- [WHAT THE TASK REQUIRES]: Scan the lines below for the string "light" and copy every one that has it.
[start GIVEN DATA]
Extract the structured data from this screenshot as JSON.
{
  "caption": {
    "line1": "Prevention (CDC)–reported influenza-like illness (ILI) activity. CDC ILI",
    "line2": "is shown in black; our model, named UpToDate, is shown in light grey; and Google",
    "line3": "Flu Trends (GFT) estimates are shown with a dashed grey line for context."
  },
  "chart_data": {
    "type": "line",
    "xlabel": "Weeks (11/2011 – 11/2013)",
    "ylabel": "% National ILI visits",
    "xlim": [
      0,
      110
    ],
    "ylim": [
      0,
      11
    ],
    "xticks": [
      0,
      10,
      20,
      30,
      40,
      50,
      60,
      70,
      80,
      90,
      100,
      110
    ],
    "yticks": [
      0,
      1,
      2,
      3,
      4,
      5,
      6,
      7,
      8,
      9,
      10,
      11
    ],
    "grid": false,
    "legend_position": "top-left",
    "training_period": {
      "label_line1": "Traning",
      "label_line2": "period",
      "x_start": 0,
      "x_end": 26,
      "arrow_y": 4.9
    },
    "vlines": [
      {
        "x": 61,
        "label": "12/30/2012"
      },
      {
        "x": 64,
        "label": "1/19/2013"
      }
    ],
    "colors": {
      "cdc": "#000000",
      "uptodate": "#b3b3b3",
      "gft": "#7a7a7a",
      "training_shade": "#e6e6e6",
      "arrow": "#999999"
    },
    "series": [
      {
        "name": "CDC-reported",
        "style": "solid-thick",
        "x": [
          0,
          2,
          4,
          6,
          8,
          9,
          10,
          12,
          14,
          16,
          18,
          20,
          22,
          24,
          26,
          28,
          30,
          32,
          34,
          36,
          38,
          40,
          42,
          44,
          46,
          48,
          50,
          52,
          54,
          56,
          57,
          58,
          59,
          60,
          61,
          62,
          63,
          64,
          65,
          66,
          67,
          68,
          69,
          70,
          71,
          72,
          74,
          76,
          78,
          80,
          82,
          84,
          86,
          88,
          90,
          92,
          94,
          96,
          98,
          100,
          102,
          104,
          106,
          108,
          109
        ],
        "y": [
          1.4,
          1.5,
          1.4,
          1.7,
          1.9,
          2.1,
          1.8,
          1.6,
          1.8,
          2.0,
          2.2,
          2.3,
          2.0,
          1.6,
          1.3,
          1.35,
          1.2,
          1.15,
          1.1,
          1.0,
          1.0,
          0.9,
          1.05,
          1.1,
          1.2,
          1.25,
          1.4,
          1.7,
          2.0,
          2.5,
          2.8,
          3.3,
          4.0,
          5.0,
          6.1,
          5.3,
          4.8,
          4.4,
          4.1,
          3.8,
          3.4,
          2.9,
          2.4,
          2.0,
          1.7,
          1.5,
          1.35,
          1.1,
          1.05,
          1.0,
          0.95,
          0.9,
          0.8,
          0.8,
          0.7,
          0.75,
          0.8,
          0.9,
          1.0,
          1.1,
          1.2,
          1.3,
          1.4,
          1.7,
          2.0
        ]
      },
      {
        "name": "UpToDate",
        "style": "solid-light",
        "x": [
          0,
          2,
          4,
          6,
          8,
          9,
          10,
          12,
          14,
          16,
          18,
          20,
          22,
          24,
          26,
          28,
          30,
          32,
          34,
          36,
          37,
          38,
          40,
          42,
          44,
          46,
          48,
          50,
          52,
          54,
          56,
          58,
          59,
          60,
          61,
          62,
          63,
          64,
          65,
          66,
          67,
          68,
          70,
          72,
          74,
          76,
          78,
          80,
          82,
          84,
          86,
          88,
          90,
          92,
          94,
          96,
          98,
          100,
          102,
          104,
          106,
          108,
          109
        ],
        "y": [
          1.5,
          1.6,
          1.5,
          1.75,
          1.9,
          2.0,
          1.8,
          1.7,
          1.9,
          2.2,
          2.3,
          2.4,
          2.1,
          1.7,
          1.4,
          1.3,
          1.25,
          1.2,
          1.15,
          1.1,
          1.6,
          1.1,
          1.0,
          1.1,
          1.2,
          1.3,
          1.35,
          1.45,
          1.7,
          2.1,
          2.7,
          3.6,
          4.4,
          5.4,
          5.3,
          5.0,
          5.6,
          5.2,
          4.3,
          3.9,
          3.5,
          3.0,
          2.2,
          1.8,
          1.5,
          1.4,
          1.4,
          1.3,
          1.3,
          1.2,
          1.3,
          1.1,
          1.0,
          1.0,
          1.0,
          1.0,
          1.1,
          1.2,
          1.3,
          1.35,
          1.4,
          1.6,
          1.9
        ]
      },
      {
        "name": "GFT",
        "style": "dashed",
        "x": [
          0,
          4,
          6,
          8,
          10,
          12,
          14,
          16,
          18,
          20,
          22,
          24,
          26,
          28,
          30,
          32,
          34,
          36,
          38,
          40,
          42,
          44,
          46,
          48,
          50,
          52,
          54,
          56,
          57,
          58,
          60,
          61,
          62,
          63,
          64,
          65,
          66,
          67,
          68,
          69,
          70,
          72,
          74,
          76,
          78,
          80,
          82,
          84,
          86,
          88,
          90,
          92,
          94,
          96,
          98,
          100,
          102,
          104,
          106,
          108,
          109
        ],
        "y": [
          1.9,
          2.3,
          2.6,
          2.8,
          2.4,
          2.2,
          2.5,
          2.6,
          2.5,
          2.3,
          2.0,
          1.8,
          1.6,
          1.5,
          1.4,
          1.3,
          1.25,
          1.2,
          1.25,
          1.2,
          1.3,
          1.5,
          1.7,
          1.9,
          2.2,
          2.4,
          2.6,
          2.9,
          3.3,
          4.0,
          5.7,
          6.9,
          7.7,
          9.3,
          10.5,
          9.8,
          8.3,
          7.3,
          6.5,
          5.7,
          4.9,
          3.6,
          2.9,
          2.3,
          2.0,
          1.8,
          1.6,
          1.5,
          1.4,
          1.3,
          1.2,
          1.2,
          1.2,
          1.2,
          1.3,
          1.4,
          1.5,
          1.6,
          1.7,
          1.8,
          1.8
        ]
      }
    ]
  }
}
[end GIVEN DATA]
- [SOLUTION]:
    "line2": "is shown in black; our model, named UpToDate, is shown in light grey; and Google",
        "style": "solid-light",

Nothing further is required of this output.